## EXERCISE GOAL
Find how many lines of the entries contain the word "HCMV", then report that figure alone.

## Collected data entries
○ ○ ○ ○

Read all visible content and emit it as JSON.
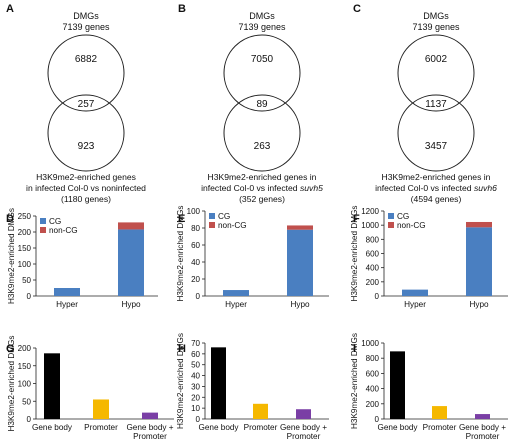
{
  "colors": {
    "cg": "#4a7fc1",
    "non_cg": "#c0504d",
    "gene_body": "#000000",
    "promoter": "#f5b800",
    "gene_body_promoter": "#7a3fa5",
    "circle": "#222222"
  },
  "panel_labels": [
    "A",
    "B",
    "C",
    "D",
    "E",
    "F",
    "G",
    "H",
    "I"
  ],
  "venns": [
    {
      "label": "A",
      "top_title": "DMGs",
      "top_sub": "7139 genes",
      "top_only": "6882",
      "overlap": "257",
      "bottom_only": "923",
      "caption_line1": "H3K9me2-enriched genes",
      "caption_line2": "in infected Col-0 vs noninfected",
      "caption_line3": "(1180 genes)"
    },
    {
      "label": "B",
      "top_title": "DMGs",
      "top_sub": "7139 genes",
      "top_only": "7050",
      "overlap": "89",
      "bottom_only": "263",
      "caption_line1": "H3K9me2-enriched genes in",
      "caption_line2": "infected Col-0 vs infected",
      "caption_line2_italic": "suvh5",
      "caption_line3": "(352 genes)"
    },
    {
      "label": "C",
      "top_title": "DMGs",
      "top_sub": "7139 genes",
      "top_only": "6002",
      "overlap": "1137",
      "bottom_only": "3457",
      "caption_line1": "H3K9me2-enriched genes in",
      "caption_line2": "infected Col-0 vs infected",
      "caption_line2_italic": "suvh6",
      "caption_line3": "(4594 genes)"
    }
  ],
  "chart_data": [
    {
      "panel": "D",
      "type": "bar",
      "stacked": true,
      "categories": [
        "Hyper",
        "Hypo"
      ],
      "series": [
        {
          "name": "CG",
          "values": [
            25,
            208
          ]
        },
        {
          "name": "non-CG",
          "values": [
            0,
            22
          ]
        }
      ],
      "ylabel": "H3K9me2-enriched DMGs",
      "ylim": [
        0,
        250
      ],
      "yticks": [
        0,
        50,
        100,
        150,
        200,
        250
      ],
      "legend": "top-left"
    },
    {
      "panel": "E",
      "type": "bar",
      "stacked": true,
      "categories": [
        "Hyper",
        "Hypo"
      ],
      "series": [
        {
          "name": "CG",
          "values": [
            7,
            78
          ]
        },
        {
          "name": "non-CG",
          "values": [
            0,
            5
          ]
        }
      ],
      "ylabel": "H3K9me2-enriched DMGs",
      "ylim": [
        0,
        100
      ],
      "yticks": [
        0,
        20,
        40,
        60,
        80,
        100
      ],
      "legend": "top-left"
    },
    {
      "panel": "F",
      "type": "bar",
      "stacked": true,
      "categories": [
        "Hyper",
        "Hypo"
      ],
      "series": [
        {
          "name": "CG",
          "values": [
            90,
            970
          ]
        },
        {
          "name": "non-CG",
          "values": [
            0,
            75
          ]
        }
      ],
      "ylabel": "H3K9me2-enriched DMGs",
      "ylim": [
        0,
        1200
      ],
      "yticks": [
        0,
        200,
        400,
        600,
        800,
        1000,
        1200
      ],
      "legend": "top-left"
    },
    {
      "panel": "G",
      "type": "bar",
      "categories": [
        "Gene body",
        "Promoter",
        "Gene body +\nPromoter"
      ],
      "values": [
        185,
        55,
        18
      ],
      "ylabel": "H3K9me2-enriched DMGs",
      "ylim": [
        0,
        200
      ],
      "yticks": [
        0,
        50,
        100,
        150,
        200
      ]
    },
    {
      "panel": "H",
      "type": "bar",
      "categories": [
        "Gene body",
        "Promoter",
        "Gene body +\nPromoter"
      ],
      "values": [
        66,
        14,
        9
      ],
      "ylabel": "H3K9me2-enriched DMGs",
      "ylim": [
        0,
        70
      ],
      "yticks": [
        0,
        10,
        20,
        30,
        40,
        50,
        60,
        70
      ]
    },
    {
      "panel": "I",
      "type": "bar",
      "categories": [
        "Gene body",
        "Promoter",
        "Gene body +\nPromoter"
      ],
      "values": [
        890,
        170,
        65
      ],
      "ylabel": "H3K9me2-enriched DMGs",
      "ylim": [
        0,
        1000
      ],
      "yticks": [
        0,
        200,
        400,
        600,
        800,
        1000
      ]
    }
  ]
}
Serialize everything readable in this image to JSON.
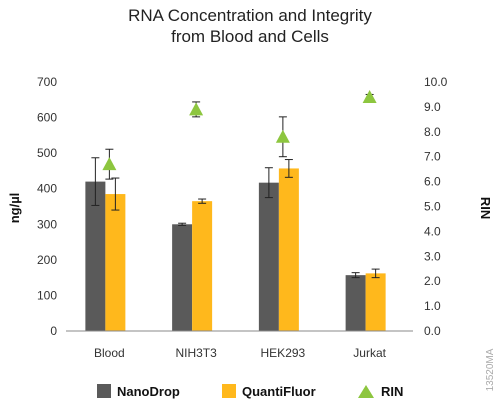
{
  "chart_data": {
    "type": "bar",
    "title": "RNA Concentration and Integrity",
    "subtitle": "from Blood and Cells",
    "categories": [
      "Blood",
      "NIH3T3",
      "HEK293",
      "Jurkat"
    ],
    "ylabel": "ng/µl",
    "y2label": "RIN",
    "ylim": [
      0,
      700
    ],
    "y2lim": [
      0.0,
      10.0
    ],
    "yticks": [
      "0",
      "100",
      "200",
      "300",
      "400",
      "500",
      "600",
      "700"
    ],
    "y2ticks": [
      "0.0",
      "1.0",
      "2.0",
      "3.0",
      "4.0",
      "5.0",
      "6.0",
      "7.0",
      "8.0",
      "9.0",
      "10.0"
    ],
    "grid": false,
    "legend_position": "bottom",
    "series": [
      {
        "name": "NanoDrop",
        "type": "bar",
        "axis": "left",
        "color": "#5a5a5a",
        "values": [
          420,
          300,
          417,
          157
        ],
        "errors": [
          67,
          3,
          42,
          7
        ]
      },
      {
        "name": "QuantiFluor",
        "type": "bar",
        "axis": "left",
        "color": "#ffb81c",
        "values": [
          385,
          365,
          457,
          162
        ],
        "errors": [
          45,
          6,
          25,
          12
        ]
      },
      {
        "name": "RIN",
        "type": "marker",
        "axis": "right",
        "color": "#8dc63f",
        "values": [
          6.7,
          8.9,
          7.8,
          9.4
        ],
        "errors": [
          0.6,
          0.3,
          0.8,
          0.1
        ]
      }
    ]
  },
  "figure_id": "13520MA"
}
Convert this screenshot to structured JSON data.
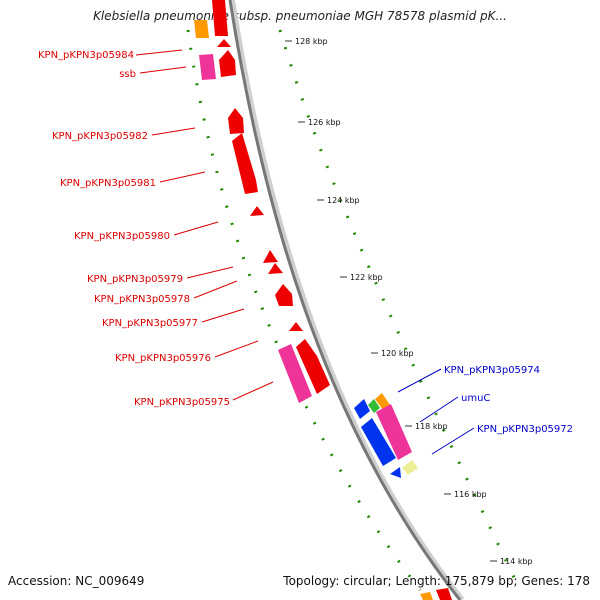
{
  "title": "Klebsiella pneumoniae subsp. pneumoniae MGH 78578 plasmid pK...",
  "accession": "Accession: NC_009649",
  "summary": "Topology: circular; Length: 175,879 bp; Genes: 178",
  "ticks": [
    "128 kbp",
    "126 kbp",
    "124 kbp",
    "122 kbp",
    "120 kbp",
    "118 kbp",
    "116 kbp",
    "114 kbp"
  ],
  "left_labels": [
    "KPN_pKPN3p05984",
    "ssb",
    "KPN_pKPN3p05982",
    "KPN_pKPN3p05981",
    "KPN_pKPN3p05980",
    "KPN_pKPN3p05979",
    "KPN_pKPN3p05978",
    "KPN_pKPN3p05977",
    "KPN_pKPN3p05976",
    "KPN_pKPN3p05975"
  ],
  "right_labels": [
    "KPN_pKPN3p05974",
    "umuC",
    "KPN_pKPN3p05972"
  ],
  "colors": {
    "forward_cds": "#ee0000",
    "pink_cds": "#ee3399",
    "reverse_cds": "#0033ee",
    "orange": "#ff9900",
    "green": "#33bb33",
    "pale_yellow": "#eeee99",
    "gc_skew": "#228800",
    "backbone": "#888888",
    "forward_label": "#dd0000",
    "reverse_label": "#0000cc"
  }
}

○ ○ ○ ○

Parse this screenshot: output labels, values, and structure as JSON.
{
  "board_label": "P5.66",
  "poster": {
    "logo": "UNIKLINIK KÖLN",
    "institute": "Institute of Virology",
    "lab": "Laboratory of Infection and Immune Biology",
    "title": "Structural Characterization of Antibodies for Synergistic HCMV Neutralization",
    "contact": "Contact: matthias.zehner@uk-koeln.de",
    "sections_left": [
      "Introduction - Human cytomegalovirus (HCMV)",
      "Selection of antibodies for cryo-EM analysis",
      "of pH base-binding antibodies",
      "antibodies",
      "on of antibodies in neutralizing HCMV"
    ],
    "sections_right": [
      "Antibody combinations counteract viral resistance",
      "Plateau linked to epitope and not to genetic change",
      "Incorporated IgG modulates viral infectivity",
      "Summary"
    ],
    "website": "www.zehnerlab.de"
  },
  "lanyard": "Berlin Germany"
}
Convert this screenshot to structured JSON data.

○ ○ ○ ○

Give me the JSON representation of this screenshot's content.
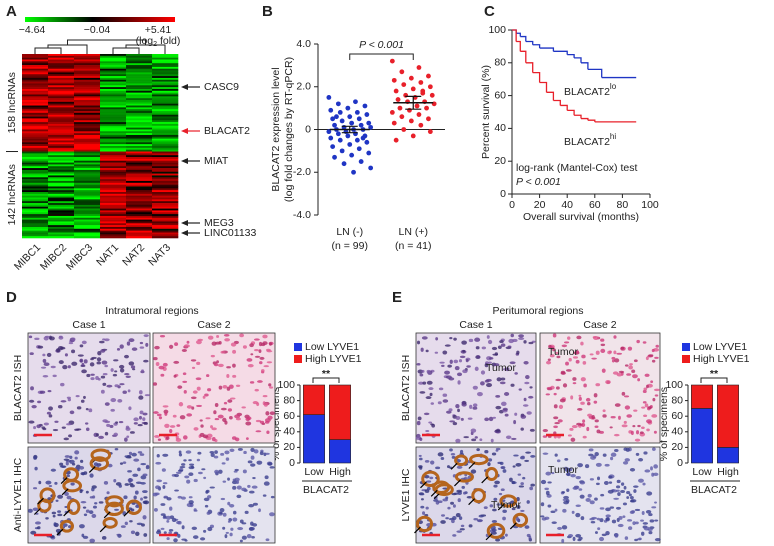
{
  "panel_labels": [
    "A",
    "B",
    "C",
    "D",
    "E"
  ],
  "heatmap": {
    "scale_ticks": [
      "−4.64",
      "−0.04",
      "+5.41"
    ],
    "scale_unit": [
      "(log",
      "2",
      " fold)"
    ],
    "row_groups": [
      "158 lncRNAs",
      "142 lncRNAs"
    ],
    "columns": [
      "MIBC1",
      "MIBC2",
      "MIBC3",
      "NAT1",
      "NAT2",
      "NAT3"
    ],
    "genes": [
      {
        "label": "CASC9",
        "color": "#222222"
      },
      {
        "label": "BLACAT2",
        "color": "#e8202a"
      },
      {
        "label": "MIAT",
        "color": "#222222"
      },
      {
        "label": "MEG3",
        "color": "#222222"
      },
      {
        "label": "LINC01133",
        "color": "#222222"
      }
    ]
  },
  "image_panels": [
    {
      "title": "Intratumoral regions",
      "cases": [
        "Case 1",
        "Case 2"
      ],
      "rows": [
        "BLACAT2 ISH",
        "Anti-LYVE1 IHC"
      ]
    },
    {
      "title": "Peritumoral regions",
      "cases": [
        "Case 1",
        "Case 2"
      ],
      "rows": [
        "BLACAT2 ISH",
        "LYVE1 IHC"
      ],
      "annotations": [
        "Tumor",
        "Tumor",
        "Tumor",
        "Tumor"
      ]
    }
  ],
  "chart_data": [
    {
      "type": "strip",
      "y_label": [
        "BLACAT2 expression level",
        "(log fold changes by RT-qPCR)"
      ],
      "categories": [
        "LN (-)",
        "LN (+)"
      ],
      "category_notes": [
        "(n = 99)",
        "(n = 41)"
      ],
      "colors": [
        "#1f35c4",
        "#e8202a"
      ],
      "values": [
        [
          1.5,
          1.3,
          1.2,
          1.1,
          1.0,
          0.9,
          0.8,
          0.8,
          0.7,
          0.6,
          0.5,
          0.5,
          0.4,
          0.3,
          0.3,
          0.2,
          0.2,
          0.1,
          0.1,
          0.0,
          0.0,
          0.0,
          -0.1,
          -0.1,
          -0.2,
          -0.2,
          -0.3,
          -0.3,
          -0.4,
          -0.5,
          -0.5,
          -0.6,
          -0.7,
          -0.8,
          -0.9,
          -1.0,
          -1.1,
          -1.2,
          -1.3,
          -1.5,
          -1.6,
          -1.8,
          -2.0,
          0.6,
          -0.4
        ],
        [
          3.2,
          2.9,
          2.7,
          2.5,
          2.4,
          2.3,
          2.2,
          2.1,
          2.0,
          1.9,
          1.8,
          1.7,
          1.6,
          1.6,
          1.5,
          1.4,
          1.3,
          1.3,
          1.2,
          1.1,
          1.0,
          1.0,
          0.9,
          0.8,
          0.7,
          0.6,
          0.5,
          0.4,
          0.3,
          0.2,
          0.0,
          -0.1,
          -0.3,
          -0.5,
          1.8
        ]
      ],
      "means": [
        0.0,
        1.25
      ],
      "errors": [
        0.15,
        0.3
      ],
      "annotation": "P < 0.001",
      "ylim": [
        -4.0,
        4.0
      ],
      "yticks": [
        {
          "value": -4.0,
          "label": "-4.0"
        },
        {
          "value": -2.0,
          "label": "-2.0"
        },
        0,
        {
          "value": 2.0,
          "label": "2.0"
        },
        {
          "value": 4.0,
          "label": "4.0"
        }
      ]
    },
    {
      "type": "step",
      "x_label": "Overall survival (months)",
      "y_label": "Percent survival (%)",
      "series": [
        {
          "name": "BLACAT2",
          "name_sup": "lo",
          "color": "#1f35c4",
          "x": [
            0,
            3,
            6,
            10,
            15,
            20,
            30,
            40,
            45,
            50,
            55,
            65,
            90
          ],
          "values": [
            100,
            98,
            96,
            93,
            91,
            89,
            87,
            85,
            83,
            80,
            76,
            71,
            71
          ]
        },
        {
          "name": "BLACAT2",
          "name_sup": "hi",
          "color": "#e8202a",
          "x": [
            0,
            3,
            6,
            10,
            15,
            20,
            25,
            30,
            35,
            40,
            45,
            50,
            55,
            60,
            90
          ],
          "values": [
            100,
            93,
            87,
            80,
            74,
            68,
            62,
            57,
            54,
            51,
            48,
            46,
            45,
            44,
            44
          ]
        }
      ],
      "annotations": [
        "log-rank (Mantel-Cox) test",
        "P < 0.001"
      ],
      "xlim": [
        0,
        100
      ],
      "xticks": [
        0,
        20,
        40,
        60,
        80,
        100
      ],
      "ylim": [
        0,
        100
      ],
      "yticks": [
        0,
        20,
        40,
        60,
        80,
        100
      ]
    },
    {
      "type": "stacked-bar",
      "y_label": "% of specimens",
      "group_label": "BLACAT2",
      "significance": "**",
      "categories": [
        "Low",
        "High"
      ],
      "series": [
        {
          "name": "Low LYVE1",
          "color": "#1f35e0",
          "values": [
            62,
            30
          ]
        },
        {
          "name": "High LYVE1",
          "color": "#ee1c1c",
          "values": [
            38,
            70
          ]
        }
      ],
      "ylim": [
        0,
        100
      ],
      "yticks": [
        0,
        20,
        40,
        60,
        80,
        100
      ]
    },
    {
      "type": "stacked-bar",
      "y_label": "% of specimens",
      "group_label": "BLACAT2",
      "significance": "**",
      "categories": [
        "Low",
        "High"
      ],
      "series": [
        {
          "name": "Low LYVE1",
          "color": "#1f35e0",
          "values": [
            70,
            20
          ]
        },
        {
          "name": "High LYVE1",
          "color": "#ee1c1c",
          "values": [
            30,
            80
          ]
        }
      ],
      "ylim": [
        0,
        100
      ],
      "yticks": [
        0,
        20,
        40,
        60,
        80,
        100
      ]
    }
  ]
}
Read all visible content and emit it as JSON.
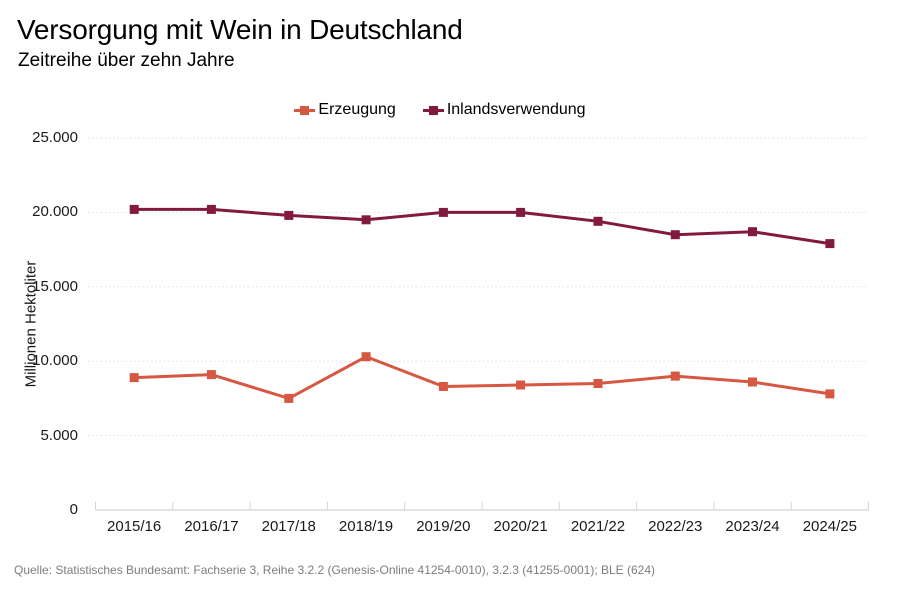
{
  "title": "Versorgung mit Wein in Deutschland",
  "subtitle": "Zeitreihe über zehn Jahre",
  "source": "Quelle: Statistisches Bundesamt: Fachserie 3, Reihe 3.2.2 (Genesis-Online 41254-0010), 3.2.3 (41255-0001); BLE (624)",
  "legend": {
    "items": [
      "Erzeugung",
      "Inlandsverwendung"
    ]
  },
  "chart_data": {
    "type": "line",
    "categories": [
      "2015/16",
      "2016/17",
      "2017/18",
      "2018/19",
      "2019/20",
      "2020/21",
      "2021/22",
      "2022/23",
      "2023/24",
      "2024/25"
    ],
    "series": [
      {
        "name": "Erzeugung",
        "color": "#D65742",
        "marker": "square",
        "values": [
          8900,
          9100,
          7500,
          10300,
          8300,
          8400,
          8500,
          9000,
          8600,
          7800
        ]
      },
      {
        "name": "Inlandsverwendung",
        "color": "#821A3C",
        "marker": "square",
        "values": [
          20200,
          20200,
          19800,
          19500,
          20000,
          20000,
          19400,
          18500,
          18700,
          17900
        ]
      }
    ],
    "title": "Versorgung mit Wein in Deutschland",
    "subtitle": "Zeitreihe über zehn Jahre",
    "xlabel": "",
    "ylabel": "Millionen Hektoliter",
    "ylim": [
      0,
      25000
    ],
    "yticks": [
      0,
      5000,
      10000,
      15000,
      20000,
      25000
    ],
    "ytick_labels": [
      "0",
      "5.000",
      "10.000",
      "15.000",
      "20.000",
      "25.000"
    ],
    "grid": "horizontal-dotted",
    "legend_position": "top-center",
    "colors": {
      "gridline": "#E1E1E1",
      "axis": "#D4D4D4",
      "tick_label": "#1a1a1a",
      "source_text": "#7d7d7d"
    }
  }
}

○ ○ ○ ○

## RESPONSE TO THE EXERCISE
3